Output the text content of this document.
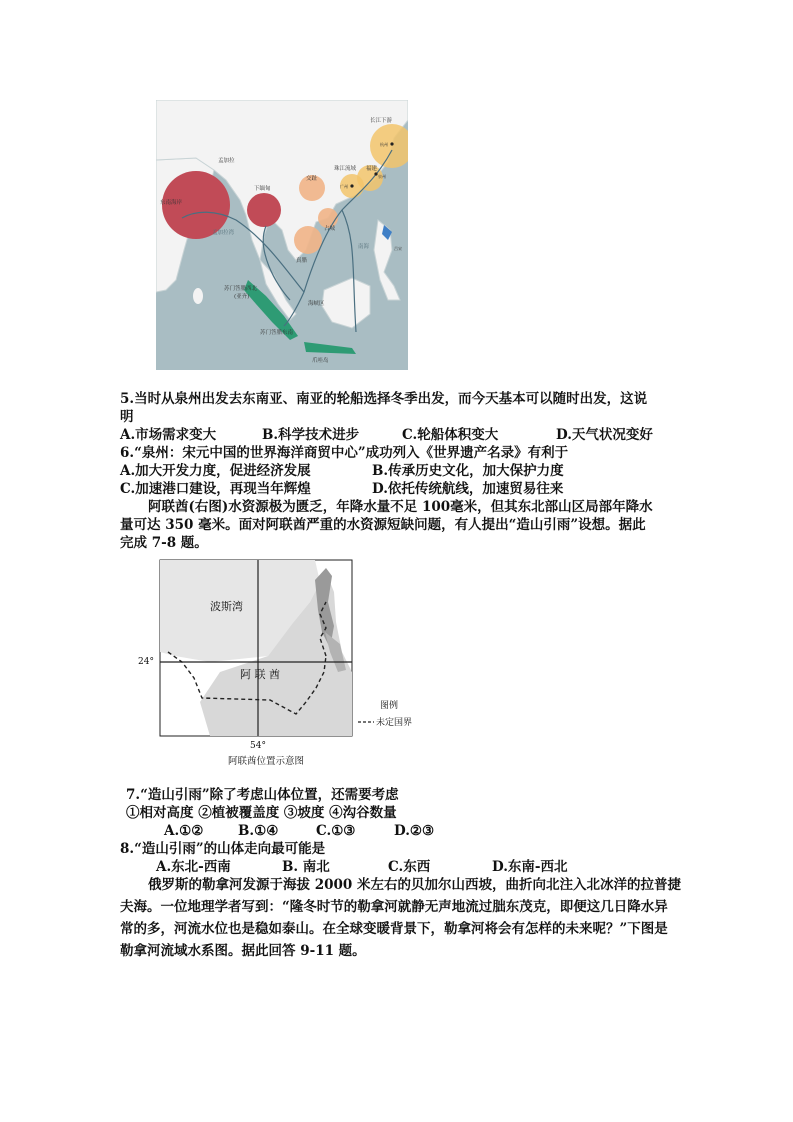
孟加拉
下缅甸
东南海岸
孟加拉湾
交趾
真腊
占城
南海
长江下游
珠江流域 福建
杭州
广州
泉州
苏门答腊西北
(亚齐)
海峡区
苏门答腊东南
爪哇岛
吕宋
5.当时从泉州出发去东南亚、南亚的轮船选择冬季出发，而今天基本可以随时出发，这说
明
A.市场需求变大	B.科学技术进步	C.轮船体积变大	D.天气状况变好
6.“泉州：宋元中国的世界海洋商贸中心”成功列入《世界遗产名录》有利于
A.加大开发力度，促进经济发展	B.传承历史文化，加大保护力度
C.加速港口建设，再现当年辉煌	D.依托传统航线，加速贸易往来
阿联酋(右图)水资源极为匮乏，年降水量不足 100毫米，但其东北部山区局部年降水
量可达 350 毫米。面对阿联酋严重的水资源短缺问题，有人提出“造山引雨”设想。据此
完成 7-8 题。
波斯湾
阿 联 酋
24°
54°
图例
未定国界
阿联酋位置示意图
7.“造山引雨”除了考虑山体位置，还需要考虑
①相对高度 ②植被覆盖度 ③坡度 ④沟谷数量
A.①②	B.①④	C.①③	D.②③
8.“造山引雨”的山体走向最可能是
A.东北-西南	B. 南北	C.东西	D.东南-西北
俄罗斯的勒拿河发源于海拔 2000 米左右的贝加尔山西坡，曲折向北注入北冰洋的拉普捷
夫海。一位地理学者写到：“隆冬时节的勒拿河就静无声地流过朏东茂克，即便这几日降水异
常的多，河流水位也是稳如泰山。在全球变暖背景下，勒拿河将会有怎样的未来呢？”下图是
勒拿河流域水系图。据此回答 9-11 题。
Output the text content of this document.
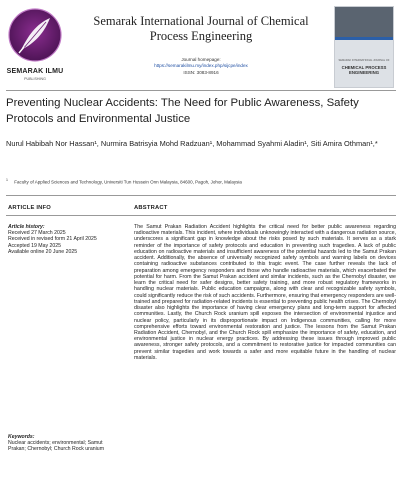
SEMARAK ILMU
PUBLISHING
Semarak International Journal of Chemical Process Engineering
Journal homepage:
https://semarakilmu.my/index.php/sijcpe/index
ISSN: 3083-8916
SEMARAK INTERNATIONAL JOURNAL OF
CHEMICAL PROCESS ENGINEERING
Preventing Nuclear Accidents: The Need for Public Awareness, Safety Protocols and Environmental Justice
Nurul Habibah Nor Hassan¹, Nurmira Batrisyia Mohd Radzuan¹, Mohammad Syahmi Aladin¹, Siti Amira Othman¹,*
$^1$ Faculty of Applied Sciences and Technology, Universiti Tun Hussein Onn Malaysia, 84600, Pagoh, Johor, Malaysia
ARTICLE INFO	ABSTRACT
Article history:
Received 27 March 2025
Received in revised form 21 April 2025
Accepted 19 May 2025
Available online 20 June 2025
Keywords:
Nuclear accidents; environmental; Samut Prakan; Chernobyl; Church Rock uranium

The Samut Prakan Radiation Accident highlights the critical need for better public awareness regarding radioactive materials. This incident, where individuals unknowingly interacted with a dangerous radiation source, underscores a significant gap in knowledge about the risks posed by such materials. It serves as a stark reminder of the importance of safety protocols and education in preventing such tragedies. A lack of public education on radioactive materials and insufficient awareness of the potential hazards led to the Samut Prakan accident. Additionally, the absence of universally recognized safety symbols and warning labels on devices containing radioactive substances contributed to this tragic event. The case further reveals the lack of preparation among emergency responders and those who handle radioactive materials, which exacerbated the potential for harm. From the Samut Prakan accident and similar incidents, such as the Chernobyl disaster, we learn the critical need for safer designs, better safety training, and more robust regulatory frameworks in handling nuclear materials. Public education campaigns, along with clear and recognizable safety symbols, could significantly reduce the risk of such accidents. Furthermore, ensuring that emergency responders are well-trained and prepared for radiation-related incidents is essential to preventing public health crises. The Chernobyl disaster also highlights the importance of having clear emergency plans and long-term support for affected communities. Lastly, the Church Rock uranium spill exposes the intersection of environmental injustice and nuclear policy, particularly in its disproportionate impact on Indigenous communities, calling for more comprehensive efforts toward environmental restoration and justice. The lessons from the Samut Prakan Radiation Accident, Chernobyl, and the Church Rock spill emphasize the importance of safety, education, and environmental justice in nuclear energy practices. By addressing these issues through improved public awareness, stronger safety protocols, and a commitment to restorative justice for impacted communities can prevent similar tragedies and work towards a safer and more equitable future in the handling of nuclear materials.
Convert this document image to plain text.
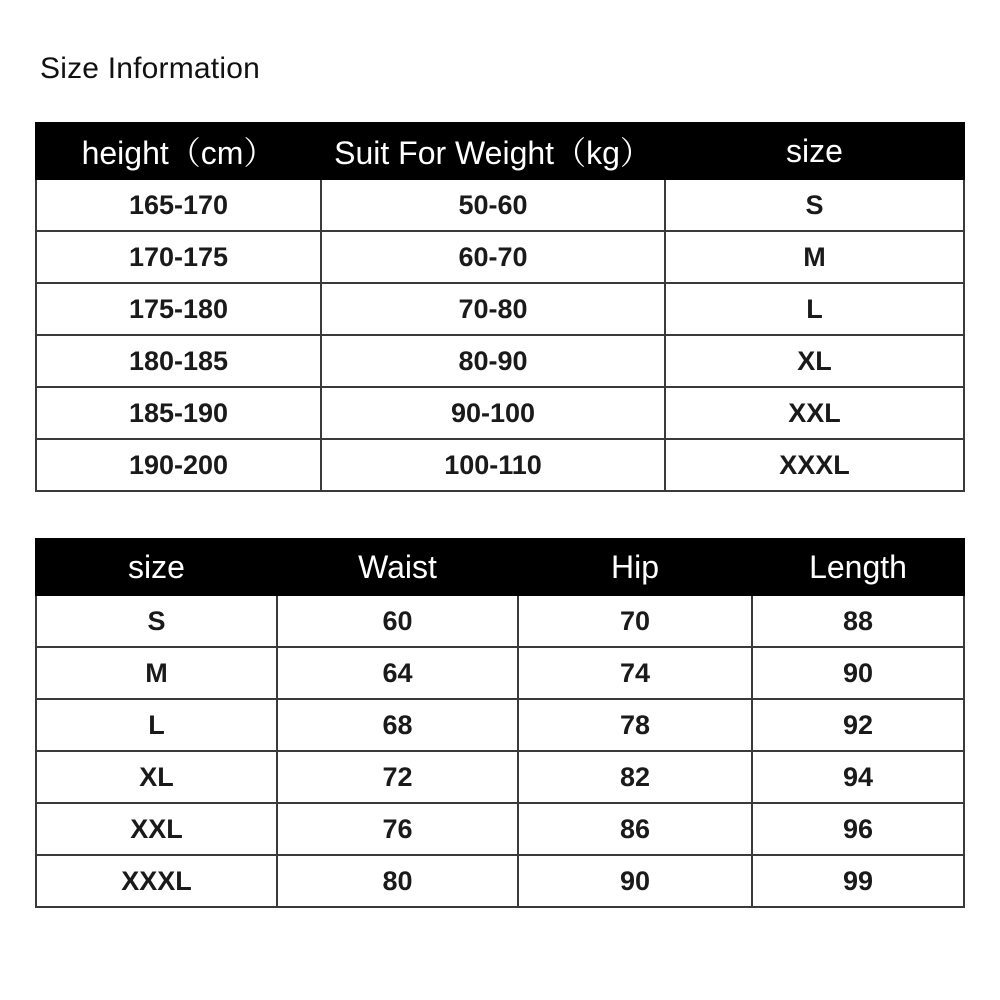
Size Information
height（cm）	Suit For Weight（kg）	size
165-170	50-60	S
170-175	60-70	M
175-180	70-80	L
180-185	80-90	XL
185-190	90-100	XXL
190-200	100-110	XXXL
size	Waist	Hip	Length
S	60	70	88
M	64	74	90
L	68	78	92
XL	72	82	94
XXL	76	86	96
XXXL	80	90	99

****************************************

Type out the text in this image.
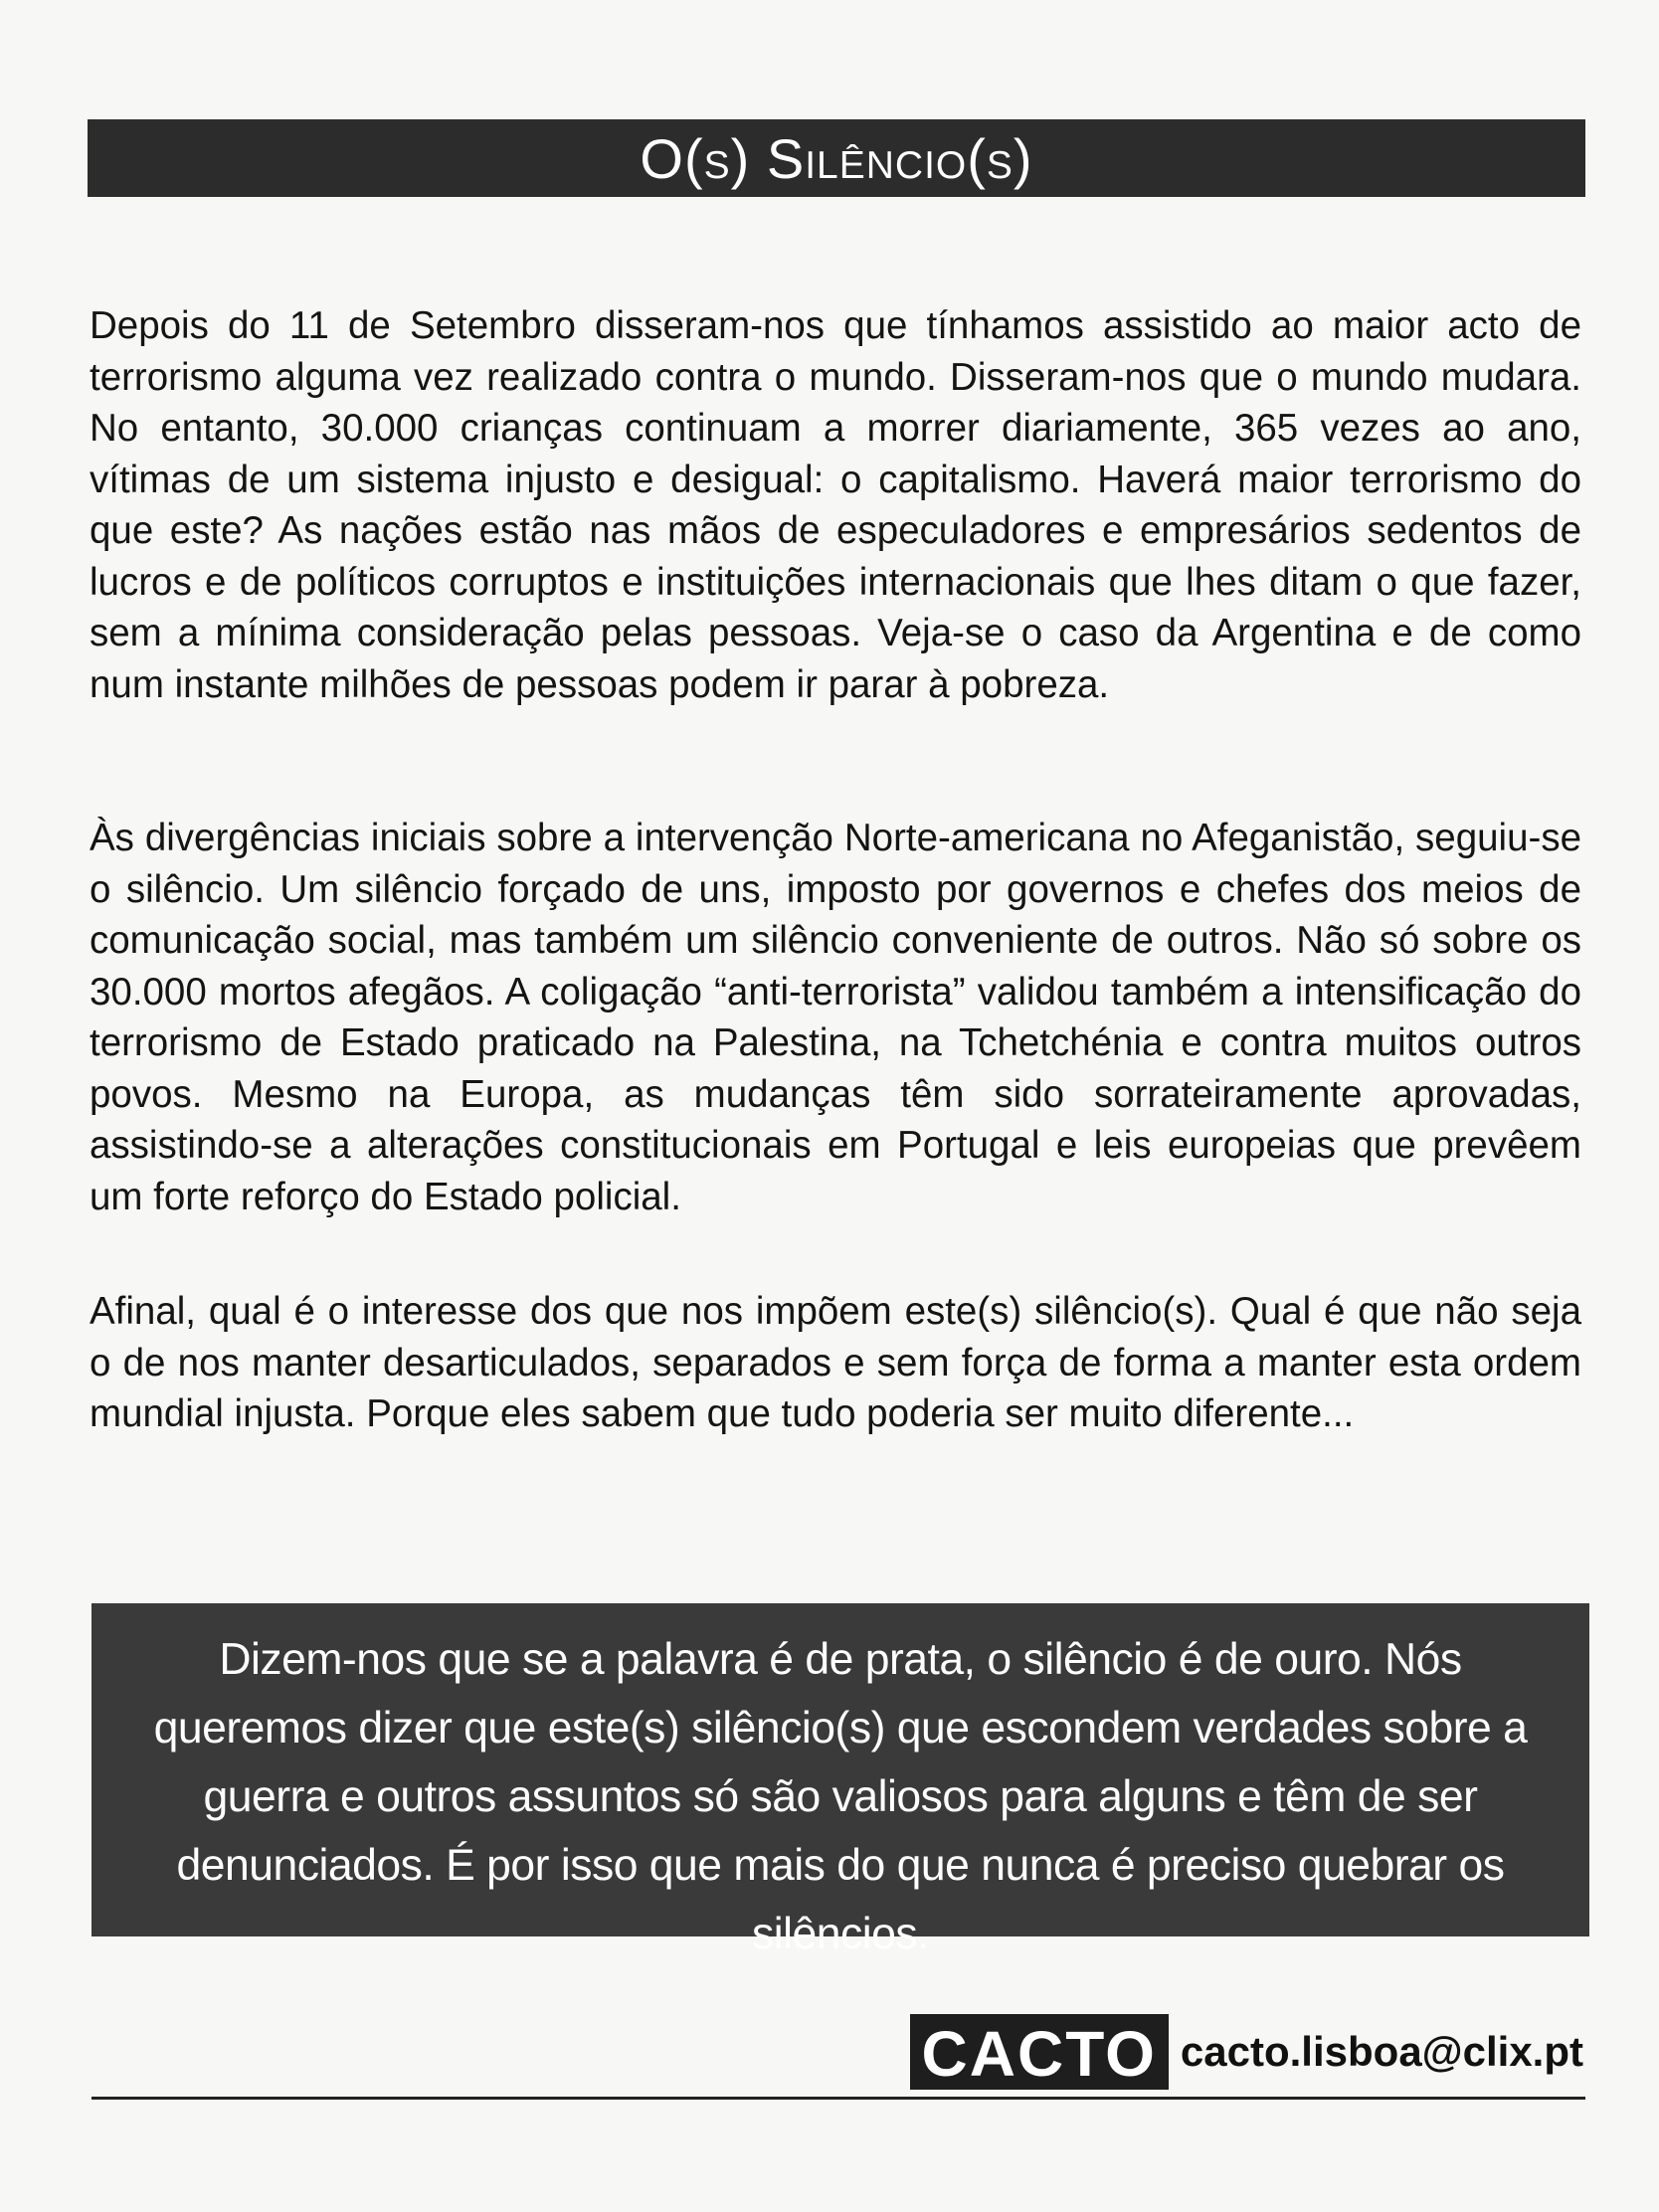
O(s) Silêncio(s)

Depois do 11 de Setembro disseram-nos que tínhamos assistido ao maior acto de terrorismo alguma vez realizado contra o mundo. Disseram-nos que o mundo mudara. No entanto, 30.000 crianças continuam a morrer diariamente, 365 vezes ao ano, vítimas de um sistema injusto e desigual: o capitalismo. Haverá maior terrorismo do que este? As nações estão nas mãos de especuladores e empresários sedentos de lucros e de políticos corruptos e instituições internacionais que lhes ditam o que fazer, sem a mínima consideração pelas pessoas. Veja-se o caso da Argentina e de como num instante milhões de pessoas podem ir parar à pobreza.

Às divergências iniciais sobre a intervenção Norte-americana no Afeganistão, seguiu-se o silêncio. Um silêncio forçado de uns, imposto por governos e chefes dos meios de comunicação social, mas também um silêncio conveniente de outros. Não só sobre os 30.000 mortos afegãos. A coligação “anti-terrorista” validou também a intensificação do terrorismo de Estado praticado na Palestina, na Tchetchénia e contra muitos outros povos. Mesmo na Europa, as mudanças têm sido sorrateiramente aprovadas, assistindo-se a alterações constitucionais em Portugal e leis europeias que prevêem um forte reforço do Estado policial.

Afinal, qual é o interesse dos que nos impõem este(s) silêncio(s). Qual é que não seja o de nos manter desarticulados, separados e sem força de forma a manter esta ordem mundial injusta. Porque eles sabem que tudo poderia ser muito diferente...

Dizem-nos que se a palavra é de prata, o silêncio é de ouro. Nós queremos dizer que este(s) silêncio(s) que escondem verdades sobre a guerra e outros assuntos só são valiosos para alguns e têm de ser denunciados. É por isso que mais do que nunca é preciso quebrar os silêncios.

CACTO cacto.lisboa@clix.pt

****************************************

• _Problem details_:
Copy out each line in the preceding records that contains "造山引雨".

• _Response_:
量可达 350 毫米。面对阿联酋严重的水资源短缺问题，有人提出“造山引雨”设想。据此
7.“造山引雨”除了考虑山体位置，还需要考虑
8.“造山引雨”的山体走向最可能是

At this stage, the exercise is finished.